[Saved entries]

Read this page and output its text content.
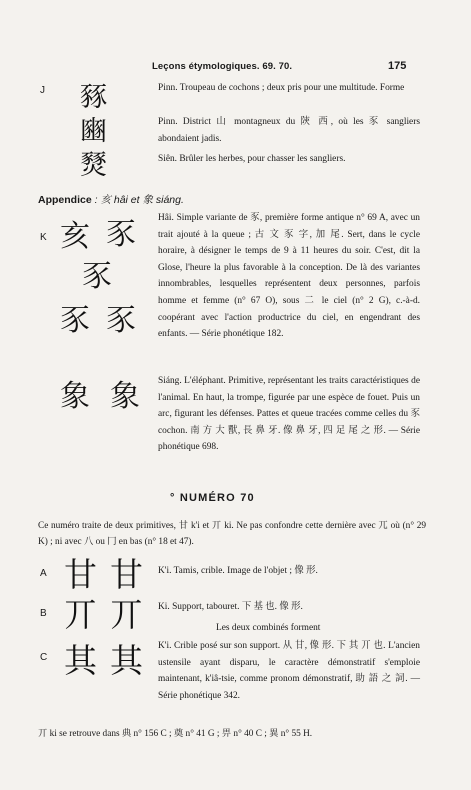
Leçons étymologiques. 69. 70.	175
J 豩
豳
燹
Pinn. Troupeau de cochons ; deux pris pour une multitude. Forme
Pinn. District 山 montagneux du 陝 西, où les 豕 sangliers abondaient jadis.
Siên. Brûler les herbes, pour chasser les sangliers.
Appendice : 亥 hâi et 象 siáng.
K 亥 豕
豕
豕 豕
象 象
Hâi. Simple variante de 豕, première forme antique n° 69 A, avec un trait ajouté à la queue ; 古 文 豕 字, 加 尾. Sert, dans le cycle horaire, à désigner le temps de 9 à 11 heures du soir. C'est, dit la Glose, l'heure la plus favorable à la conception. De là des variantes innombrables, lesquelles représentent deux personnes, parfois homme et femme (n° 67 O), sous 二 le ciel (n° 2 G), c.-à-d. coopérant avec l'action productrice du ciel, en engendrant des enfants. — Série phonétique 182.
Siáng. L'éléphant. Primitive, représentant les traits caractéristiques de l'animal. En haut, la trompe, figurée par une espèce de fouet. Puis un arc, figurant les défenses. Pattes et queue tracées comme celles du 豕 cochon. 南 方 大 獸, 長 鼻 牙. 像 鼻 牙, 四 足 尾 之 形. — Série phonétique 698.
° NUMÉRO 70
Ce numéro traite de deux primitives, 甘 k'i et 丌 ki. Ne pas confondre cette dernière avec 兀 où (n° 29 K) ; ni avec 八 ou 冂 en bas (n° 18 et 47).
A 甘 甘 K'i. Tamis, crible. Image de l'objet ; 像 形.
B 丌 丌 Ki. Support, tabouret. 下 基 也. 像 形.
Les deux combinés forment
C 其 其 K'i. Crible posé sur son support. 从 甘, 像 形. 下 其 丌 也. L'ancien ustensile ayant disparu, le caractère démonstratif s'emploie maintenant, k'iâ-tsie, comme pronom démonstratif, 助 語 之 詞. — Série phonétique 342.
丌 ki se retrouve dans 典 n° 156 C ; 奠 n° 41 G ; 畀 n° 40 C ; 異 n° 55 H.
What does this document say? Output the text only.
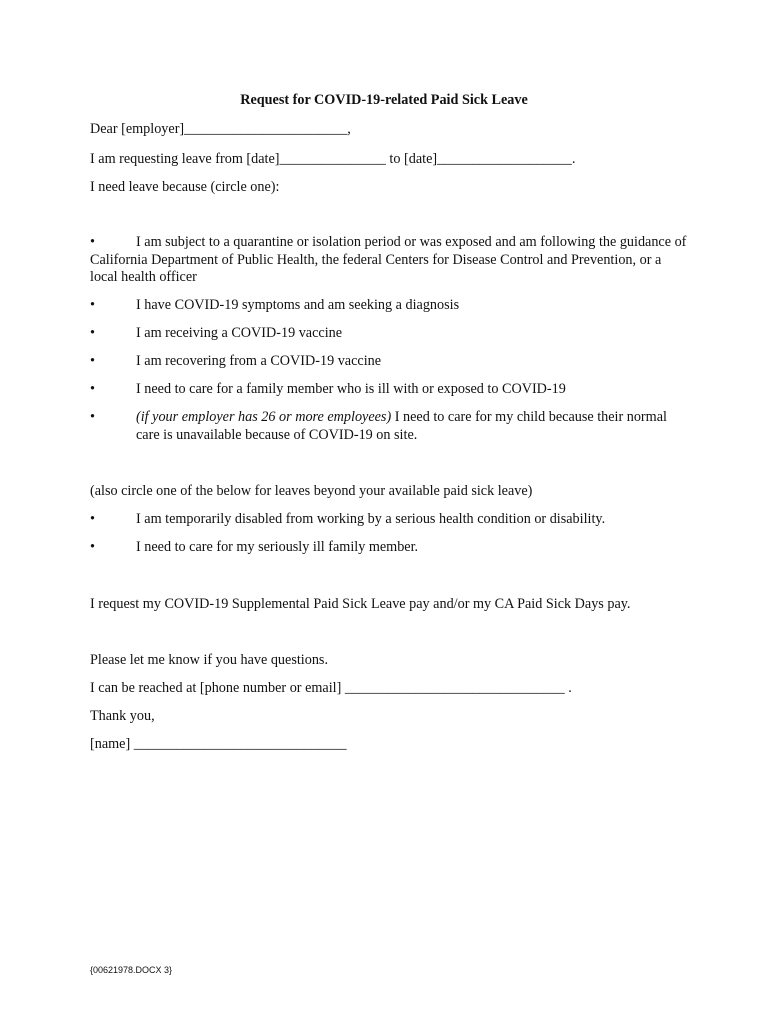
Request for COVID-19-related Paid Sick Leave
Dear [employer]_______________________,
I am requesting leave from [date]_______________ to [date]___________________.
I need leave because (circle one):
•	I am subject to a quarantine or isolation period or was exposed and am following the guidance of California Department of Public Health, the federal Centers for Disease Control and Prevention, or a local health officer
•	I have COVID-19 symptoms and am seeking a diagnosis
•	I am receiving a COVID-19 vaccine
•	I am recovering from a COVID-19 vaccine
•	I need to care for a family member who is ill with or exposed to COVID-19
•	(if your employer has 26 or more employees) I need to care for my child because their normal
care is unavailable because of COVID-19 on site.
(also circle one of the below for leaves beyond your available paid sick leave)
•	I am temporarily disabled from working by a serious health condition or disability.
•	I need to care for my seriously ill family member.
I request my COVID-19 Supplemental Paid Sick Leave pay and/or my CA Paid Sick Days pay.
Please let me know if you have questions.
I can be reached at [phone number or email] _______________________________ .
Thank you,
[name] ______________________________
{00621978.DOCX 3}
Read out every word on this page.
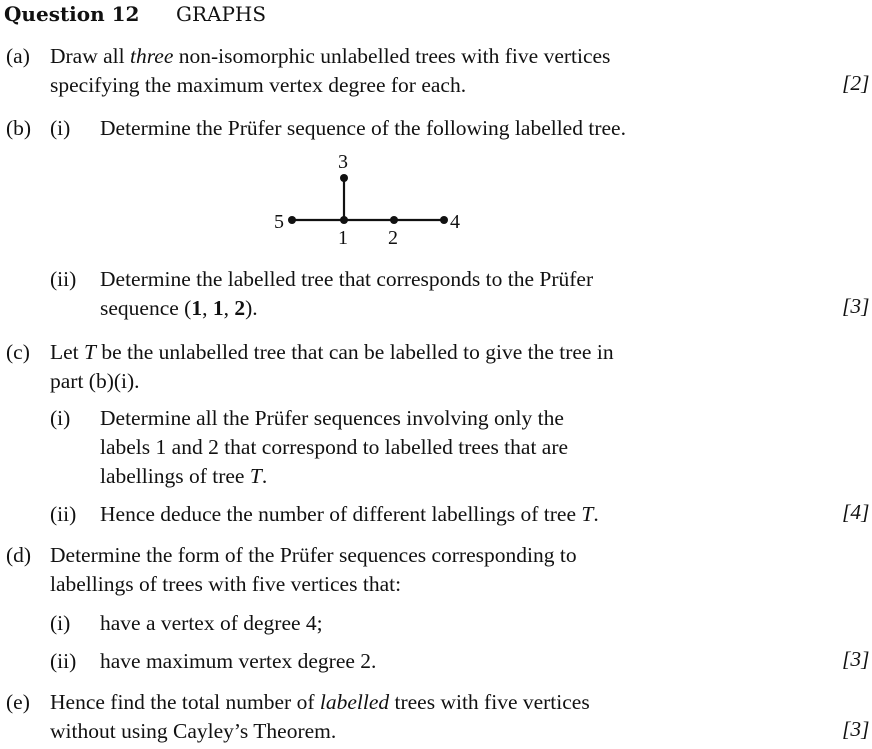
Question 12 GRAPHS
(a) Draw all three non-isomorphic unlabelled trees with five vertices
specifying the maximum vertex degree for each.	[2]
(b) (i) Determine the Prüfer sequence of the following labelled tree.
3
5	4
1 2
(ii) Determine the labelled tree that corresponds to the Prüfer
sequence (1, 1, 2).	[3]
(c) Let T be the unlabelled tree that can be labelled to give the tree in
part (b)(i).
(i) Determine all the Prüfer sequences involving only the
labels 1 and 2 that correspond to labelled trees that are
labellings of tree T.
(ii) Hence deduce the number of different labellings of tree T.	[4]
(d) Determine the form of the Prüfer sequences corresponding to
labellings of trees with five vertices that:
(i) have a vertex of degree 4;
(ii) have maximum vertex degree 2.	[3]
(e) Hence find the total number of labelled trees with five vertices
without using Cayley’s Theorem.	[3]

▶ **Exercise goal**:
Copy every record above exactly as written, but leave out the pictures.

▶ **Full answer**:
Read this page and output its text content.
Leçons étymologiques. 69. 70.	175
J 豩
豳
燹
Pinn. Troupeau de cochons ; deux pris pour une multitude. Forme
Pinn. District 山 montagneux du 陝 西, où les 豕 sangliers abondaient jadis.
Siên. Brûler les herbes, pour chasser les sangliers.
Appendice : 亥 hâi et 象 siáng.
K 亥 豕
豕
豕 豕
象 象
Hâi. Simple variante de 豕, première forme antique n° 69 A, avec un trait ajouté à la queue ; 古 文 豕 字, 加 尾. Sert, dans le cycle horaire, à désigner le temps de 9 à 11 heures du soir. C'est, dit la Glose, l'heure la plus favorable à la conception. De là des variantes innombrables, lesquelles représentent deux personnes, parfois homme et femme (n° 67 O), sous 二 le ciel (n° 2 G), c.-à-d. coopérant avec l'action productrice du ciel, en engendrant des enfants. — Série phonétique 182.
Siáng. L'éléphant. Primitive, représentant les traits caractéristiques de l'animal. En haut, la trompe, figurée par une espèce de fouet. Puis un arc, figurant les défenses. Pattes et queue tracées comme celles du 豕 cochon. 南 方 大 獸, 長 鼻 牙. 像 鼻 牙, 四 足 尾 之 形. — Série phonétique 698.
° NUMÉRO 70
Ce numéro traite de deux primitives, 甘 k'i et 丌 ki. Ne pas confondre cette dernière avec 兀 où (n° 29 K) ; ni avec 八 ou 冂 en bas (n° 18 et 47).
A 甘 甘 K'i. Tamis, crible. Image de l'objet ; 像 形.
B 丌 丌 Ki. Support, tabouret. 下 基 也. 像 形.
Les deux combinés forment
C 其 其 K'i. Crible posé sur son support. 从 甘, 像 形. 下 其 丌 也. L'ancien ustensile ayant disparu, le caractère démonstratif s'emploie maintenant, k'iâ-tsie, comme pronom démonstratif, 助 語 之 詞. — Série phonétique 342.
丌 ki se retrouve dans 典 n° 156 C ; 奠 n° 41 G ; 畀 n° 40 C ; 異 n° 55 H.
What does this document say? Output the text only.
Request for COVID-19-related Paid Sick Leave
Dear [employer]_______________________,
I am requesting leave from [date]_______________ to [date]___________________.
I need leave because (circle one):
•	I am subject to a quarantine or isolation period or was exposed and am following the guidance of California Department of Public Health, the federal Centers for Disease Control and Prevention, or a local health officer
•	I have COVID-19 symptoms and am seeking a diagnosis
•	I am receiving a COVID-19 vaccine
•	I am recovering from a COVID-19 vaccine
•	I need to care for a family member who is ill with or exposed to COVID-19
•	(if your employer has 26 or more employees) I need to care for my child because their normal
care is unavailable because of COVID-19 on site.
(also circle one of the below for leaves beyond your available paid sick leave)
•	I am temporarily disabled from working by a serious health condition or disability.
•	I need to care for my seriously ill family member.
I request my COVID-19 Supplemental Paid Sick Leave pay and/or my CA Paid Sick Days pay.
Please let me know if you have questions.
I can be reached at [phone number or email] _______________________________ .
Thank you,
[name] ______________________________
{00621978.DOCX 3}
Read out every word on this page.
Question 12 GRAPHS
(a) Draw all three non-isomorphic unlabelled trees with five vertices
specifying the maximum vertex degree for each.	[2]
(b) (i) Determine the Prüfer sequence of the following labelled tree.
3
5	4
1 2
(ii) Determine the labelled tree that corresponds to the Prüfer
sequence (1, 1, 2).	[3]
(c) Let T be the unlabelled tree that can be labelled to give the tree in
part (b)(i).
(i) Determine all the Prüfer sequences involving only the
labels 1 and 2 that correspond to labelled trees that are
labellings of tree T.
(ii) Hence deduce the number of different labellings of tree T.	[4]
(d) Determine the form of the Prüfer sequences corresponding to
labellings of trees with five vertices that:
(i) have a vertex of degree 4;
(ii) have maximum vertex degree 2.	[3]
(e) Hence find the total number of labelled trees with five vertices
without using Cayley’s Theorem.	[3]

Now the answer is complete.